* _Exercise requirements_
Your task is to repeat the listing exactly.

* _Data provided_
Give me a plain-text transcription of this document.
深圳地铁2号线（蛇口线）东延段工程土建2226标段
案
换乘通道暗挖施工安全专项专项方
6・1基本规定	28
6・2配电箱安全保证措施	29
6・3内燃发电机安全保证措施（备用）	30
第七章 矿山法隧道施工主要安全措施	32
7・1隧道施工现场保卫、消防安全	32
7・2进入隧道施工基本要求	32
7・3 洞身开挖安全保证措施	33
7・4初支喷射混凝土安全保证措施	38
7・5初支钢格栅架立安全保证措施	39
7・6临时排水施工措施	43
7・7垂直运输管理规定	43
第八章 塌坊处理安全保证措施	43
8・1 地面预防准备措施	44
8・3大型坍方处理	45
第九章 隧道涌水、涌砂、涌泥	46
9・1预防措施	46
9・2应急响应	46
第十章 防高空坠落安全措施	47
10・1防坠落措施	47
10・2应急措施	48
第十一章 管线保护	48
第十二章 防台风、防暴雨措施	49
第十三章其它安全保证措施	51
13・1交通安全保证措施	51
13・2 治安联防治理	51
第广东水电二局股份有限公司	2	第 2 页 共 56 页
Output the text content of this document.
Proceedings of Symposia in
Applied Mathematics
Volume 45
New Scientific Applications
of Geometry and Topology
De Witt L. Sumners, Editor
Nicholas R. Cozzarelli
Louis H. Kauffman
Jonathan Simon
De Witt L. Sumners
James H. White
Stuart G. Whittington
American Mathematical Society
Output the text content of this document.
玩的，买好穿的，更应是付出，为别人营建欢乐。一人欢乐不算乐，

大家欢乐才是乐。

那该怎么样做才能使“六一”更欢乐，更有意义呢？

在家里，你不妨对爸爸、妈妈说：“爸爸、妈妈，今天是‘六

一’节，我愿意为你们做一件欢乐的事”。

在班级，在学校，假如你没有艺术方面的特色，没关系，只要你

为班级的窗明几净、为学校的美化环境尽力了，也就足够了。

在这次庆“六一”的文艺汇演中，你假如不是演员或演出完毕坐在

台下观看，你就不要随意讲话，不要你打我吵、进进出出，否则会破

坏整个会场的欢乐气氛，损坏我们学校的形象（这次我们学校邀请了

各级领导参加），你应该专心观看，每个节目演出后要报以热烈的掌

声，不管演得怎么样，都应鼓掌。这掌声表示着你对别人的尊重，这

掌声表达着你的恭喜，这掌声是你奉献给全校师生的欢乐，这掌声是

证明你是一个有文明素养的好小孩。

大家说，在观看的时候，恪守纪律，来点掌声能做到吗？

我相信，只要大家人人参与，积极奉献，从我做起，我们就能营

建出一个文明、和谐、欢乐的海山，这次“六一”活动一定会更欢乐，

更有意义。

* _Expected answer_
Give me a plain-text transcription of this document.
深圳地铁2号线（蛇口线）东延段工程土建2226标段
案
换乘通道暗挖施工安全专项专项方
6・1基本规定	28
6・2配电箱安全保证措施	29
6・3内燃发电机安全保证措施（备用）	30
第七章 矿山法隧道施工主要安全措施	32
7・1隧道施工现场保卫、消防安全	32
7・2进入隧道施工基本要求	32
7・3 洞身开挖安全保证措施	33
7・4初支喷射混凝土安全保证措施	38
7・5初支钢格栅架立安全保证措施	39
7・6临时排水施工措施	43
7・7垂直运输管理规定	43
第八章 塌坊处理安全保证措施	43
8・1 地面预防准备措施	44
8・3大型坍方处理	45
第九章 隧道涌水、涌砂、涌泥	46
9・1预防措施	46
9・2应急响应	46
第十章 防高空坠落安全措施	47
10・1防坠落措施	47
10・2应急措施	48
第十一章 管线保护	48
第十二章 防台风、防暴雨措施	49
第十三章其它安全保证措施	51
13・1交通安全保证措施	51
13・2 治安联防治理	51
第广东水电二局股份有限公司	2	第 2 页 共 56 页
Output the text content of this document.
Proceedings of Symposia in
Applied Mathematics
Volume 45
New Scientific Applications
of Geometry and Topology
De Witt L. Sumners, Editor
Nicholas R. Cozzarelli
Louis H. Kauffman
Jonathan Simon
De Witt L. Sumners
James H. White
Stuart G. Whittington
American Mathematical Society
Output the text content of this document.
玩的，买好穿的，更应是付出，为别人营建欢乐。一人欢乐不算乐，

大家欢乐才是乐。

那该怎么样做才能使“六一”更欢乐，更有意义呢？

在家里，你不妨对爸爸、妈妈说：“爸爸、妈妈，今天是‘六

一’节，我愿意为你们做一件欢乐的事”。

在班级，在学校，假如你没有艺术方面的特色，没关系，只要你

为班级的窗明几净、为学校的美化环境尽力了，也就足够了。

在这次庆“六一”的文艺汇演中，你假如不是演员或演出完毕坐在

台下观看，你就不要随意讲话，不要你打我吵、进进出出，否则会破

坏整个会场的欢乐气氛，损坏我们学校的形象（这次我们学校邀请了

各级领导参加），你应该专心观看，每个节目演出后要报以热烈的掌

声，不管演得怎么样，都应鼓掌。这掌声表示着你对别人的尊重，这

掌声表达着你的恭喜，这掌声是你奉献给全校师生的欢乐，这掌声是

证明你是一个有文明素养的好小孩。

大家说，在观看的时候，恪守纪律，来点掌声能做到吗？

我相信，只要大家人人参与，积极奉献，从我做起，我们就能营

建出一个文明、和谐、欢乐的海山，这次“六一”活动一定会更欢乐，

更有意义。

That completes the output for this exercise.